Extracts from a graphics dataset
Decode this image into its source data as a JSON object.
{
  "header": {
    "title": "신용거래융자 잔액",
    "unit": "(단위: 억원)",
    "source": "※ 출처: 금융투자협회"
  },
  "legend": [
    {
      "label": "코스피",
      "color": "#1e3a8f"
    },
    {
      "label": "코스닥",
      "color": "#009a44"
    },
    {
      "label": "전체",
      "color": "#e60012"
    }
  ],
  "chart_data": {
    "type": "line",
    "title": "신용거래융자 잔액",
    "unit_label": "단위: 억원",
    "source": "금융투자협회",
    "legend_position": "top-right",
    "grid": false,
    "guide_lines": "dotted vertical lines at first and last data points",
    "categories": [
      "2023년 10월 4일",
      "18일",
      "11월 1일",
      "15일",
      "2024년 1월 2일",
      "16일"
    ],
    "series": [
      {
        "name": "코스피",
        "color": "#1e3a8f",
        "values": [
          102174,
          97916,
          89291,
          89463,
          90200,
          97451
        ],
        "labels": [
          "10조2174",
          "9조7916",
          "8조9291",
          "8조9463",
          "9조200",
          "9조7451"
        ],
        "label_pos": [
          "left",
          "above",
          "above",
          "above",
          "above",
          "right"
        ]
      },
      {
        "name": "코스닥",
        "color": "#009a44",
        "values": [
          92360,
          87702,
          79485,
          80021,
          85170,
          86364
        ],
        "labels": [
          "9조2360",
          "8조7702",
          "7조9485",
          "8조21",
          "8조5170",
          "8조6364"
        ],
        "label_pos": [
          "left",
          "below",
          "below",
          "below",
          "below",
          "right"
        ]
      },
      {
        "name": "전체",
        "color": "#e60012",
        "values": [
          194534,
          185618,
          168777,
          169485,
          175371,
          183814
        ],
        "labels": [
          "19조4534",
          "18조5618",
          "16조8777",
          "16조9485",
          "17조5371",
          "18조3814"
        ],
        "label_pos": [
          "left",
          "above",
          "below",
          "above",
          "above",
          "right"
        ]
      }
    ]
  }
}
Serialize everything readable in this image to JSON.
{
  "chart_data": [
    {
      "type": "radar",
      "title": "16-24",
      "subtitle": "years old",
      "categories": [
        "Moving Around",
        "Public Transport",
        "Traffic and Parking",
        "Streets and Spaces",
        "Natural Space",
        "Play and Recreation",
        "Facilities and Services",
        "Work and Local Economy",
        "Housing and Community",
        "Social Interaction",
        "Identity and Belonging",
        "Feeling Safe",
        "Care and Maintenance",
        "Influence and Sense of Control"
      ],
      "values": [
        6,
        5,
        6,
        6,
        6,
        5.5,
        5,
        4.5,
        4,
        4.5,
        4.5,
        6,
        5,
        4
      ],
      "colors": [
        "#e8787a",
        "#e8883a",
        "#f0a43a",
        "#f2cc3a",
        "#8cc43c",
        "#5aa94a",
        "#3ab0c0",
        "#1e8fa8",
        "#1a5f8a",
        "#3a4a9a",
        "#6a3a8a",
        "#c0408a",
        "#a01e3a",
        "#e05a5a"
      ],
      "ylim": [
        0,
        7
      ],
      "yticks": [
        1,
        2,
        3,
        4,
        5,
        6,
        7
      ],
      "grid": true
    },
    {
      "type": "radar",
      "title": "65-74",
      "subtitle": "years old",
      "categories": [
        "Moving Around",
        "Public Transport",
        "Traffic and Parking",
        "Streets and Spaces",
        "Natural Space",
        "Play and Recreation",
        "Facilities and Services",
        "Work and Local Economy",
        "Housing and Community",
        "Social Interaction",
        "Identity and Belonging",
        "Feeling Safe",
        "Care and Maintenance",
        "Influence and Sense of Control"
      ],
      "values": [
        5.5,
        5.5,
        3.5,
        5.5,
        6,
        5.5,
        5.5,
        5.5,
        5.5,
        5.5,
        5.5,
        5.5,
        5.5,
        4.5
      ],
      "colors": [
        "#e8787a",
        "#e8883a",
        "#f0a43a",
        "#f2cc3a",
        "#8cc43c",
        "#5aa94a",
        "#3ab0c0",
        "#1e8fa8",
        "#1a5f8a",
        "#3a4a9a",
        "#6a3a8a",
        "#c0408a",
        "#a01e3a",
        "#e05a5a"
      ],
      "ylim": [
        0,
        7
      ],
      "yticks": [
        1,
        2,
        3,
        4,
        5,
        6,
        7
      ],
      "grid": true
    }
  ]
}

● DO THIS
Write the whole listing out again. Keep every line exactly as it is.

● FINAL RESULT
Decode this image into its source data as a JSON object.
{
  "header": {
    "title": "신용거래융자 잔액",
    "unit": "(단위: 억원)",
    "source": "※ 출처: 금융투자협회"
  },
  "legend": [
    {
      "label": "코스피",
      "color": "#1e3a8f"
    },
    {
      "label": "코스닥",
      "color": "#009a44"
    },
    {
      "label": "전체",
      "color": "#e60012"
    }
  ],
  "chart_data": {
    "type": "line",
    "title": "신용거래융자 잔액",
    "unit_label": "단위: 억원",
    "source": "금융투자협회",
    "legend_position": "top-right",
    "grid": false,
    "guide_lines": "dotted vertical lines at first and last data points",
    "categories": [
      "2023년 10월 4일",
      "18일",
      "11월 1일",
      "15일",
      "2024년 1월 2일",
      "16일"
    ],
    "series": [
      {
        "name": "코스피",
        "color": "#1e3a8f",
        "values": [
          102174,
          97916,
          89291,
          89463,
          90200,
          97451
        ],
        "labels": [
          "10조2174",
          "9조7916",
          "8조9291",
          "8조9463",
          "9조200",
          "9조7451"
        ],
        "label_pos": [
          "left",
          "above",
          "above",
          "above",
          "above",
          "right"
        ]
      },
      {
        "name": "코스닥",
        "color": "#009a44",
        "values": [
          92360,
          87702,
          79485,
          80021,
          85170,
          86364
        ],
        "labels": [
          "9조2360",
          "8조7702",
          "7조9485",
          "8조21",
          "8조5170",
          "8조6364"
        ],
        "label_pos": [
          "left",
          "below",
          "below",
          "below",
          "below",
          "right"
        ]
      },
      {
        "name": "전체",
        "color": "#e60012",
        "values": [
          194534,
          185618,
          168777,
          169485,
          175371,
          183814
        ],
        "labels": [
          "19조4534",
          "18조5618",
          "16조8777",
          "16조9485",
          "17조5371",
          "18조3814"
        ],
        "label_pos": [
          "left",
          "above",
          "below",
          "above",
          "above",
          "right"
        ]
      }
    ]
  }
}
Serialize everything readable in this image to JSON.
{
  "chart_data": [
    {
      "type": "radar",
      "title": "16-24",
      "subtitle": "years old",
      "categories": [
        "Moving Around",
        "Public Transport",
        "Traffic and Parking",
        "Streets and Spaces",
        "Natural Space",
        "Play and Recreation",
        "Facilities and Services",
        "Work and Local Economy",
        "Housing and Community",
        "Social Interaction",
        "Identity and Belonging",
        "Feeling Safe",
        "Care and Maintenance",
        "Influence and Sense of Control"
      ],
      "values": [
        6,
        5,
        6,
        6,
        6,
        5.5,
        5,
        4.5,
        4,
        4.5,
        4.5,
        6,
        5,
        4
      ],
      "colors": [
        "#e8787a",
        "#e8883a",
        "#f0a43a",
        "#f2cc3a",
        "#8cc43c",
        "#5aa94a",
        "#3ab0c0",
        "#1e8fa8",
        "#1a5f8a",
        "#3a4a9a",
        "#6a3a8a",
        "#c0408a",
        "#a01e3a",
        "#e05a5a"
      ],
      "ylim": [
        0,
        7
      ],
      "yticks": [
        1,
        2,
        3,
        4,
        5,
        6,
        7
      ],
      "grid": true
    },
    {
      "type": "radar",
      "title": "65-74",
      "subtitle": "years old",
      "categories": [
        "Moving Around",
        "Public Transport",
        "Traffic and Parking",
        "Streets and Spaces",
        "Natural Space",
        "Play and Recreation",
        "Facilities and Services",
        "Work and Local Economy",
        "Housing and Community",
        "Social Interaction",
        "Identity and Belonging",
        "Feeling Safe",
        "Care and Maintenance",
        "Influence and Sense of Control"
      ],
      "values": [
        5.5,
        5.5,
        3.5,
        5.5,
        6,
        5.5,
        5.5,
        5.5,
        5.5,
        5.5,
        5.5,
        5.5,
        5.5,
        4.5
      ],
      "colors": [
        "#e8787a",
        "#e8883a",
        "#f0a43a",
        "#f2cc3a",
        "#8cc43c",
        "#5aa94a",
        "#3ab0c0",
        "#1e8fa8",
        "#1a5f8a",
        "#3a4a9a",
        "#6a3a8a",
        "#c0408a",
        "#a01e3a",
        "#e05a5a"
      ],
      "ylim": [
        0,
        7
      ],
      "yticks": [
        1,
        2,
        3,
        4,
        5,
        6,
        7
      ],
      "grid": true
    }
  ]
}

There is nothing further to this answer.